## REQUIRED TASK
Please transcribe the data that follows without the pictures, keeping every word the same.
— start SUPPLIED DATA —
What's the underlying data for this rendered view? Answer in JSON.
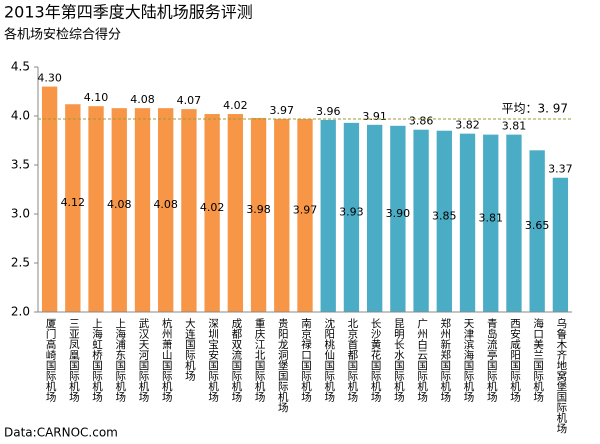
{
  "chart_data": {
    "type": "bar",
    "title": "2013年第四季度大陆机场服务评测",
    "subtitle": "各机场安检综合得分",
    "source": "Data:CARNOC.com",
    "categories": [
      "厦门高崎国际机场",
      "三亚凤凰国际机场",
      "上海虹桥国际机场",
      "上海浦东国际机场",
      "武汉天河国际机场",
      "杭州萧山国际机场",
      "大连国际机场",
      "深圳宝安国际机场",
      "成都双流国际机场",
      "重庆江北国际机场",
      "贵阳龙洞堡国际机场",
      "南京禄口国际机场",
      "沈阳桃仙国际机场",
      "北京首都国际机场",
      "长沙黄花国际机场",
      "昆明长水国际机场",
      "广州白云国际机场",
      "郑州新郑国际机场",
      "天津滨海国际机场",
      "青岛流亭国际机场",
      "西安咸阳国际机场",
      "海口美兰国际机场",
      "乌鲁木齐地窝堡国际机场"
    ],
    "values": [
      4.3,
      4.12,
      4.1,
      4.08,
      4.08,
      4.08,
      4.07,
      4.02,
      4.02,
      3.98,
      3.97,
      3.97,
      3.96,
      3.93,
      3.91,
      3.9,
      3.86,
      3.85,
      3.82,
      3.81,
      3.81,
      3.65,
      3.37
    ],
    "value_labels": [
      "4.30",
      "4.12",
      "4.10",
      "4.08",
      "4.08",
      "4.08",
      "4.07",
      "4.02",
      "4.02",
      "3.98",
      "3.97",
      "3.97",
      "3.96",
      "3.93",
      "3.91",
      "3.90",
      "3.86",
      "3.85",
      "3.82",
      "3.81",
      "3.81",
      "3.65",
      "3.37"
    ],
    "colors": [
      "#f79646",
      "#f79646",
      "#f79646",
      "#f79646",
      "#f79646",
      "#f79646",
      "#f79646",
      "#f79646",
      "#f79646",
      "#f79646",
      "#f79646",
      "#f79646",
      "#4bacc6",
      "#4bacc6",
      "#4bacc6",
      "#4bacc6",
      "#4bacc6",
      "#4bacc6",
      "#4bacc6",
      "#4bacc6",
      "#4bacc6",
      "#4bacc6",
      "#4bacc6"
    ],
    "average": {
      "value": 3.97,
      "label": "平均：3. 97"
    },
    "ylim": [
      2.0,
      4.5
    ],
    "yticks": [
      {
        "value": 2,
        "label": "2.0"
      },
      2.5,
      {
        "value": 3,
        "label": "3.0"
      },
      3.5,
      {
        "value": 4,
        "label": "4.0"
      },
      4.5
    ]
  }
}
— end SUPPLIED DATA —
## CORRECT RESULT
What's the underlying data for this rendered view? Answer in JSON.
{
  "chart_data": {
    "type": "bar",
    "title": "2013年第四季度大陆机场服务评测",
    "subtitle": "各机场安检综合得分",
    "source": "Data:CARNOC.com",
    "categories": [
      "厦门高崎国际机场",
      "三亚凤凰国际机场",
      "上海虹桥国际机场",
      "上海浦东国际机场",
      "武汉天河国际机场",
      "杭州萧山国际机场",
      "大连国际机场",
      "深圳宝安国际机场",
      "成都双流国际机场",
      "重庆江北国际机场",
      "贵阳龙洞堡国际机场",
      "南京禄口国际机场",
      "沈阳桃仙国际机场",
      "北京首都国际机场",
      "长沙黄花国际机场",
      "昆明长水国际机场",
      "广州白云国际机场",
      "郑州新郑国际机场",
      "天津滨海国际机场",
      "青岛流亭国际机场",
      "西安咸阳国际机场",
      "海口美兰国际机场",
      "乌鲁木齐地窝堡国际机场"
    ],
    "values": [
      4.3,
      4.12,
      4.1,
      4.08,
      4.08,
      4.08,
      4.07,
      4.02,
      4.02,
      3.98,
      3.97,
      3.97,
      3.96,
      3.93,
      3.91,
      3.9,
      3.86,
      3.85,
      3.82,
      3.81,
      3.81,
      3.65,
      3.37
    ],
    "value_labels": [
      "4.30",
      "4.12",
      "4.10",
      "4.08",
      "4.08",
      "4.08",
      "4.07",
      "4.02",
      "4.02",
      "3.98",
      "3.97",
      "3.97",
      "3.96",
      "3.93",
      "3.91",
      "3.90",
      "3.86",
      "3.85",
      "3.82",
      "3.81",
      "3.81",
      "3.65",
      "3.37"
    ],
    "colors": [
      "#f79646",
      "#f79646",
      "#f79646",
      "#f79646",
      "#f79646",
      "#f79646",
      "#f79646",
      "#f79646",
      "#f79646",
      "#f79646",
      "#f79646",
      "#f79646",
      "#4bacc6",
      "#4bacc6",
      "#4bacc6",
      "#4bacc6",
      "#4bacc6",
      "#4bacc6",
      "#4bacc6",
      "#4bacc6",
      "#4bacc6",
      "#4bacc6",
      "#4bacc6"
    ],
    "average": {
      "value": 3.97,
      "label": "平均：3. 97"
    },
    "ylim": [
      2.0,
      4.5
    ],
    "yticks": [
      {
        "value": 2,
        "label": "2.0"
      },
      2.5,
      {
        "value": 3,
        "label": "3.0"
      },
      3.5,
      {
        "value": 4,
        "label": "4.0"
      },
      4.5
    ]
  }
}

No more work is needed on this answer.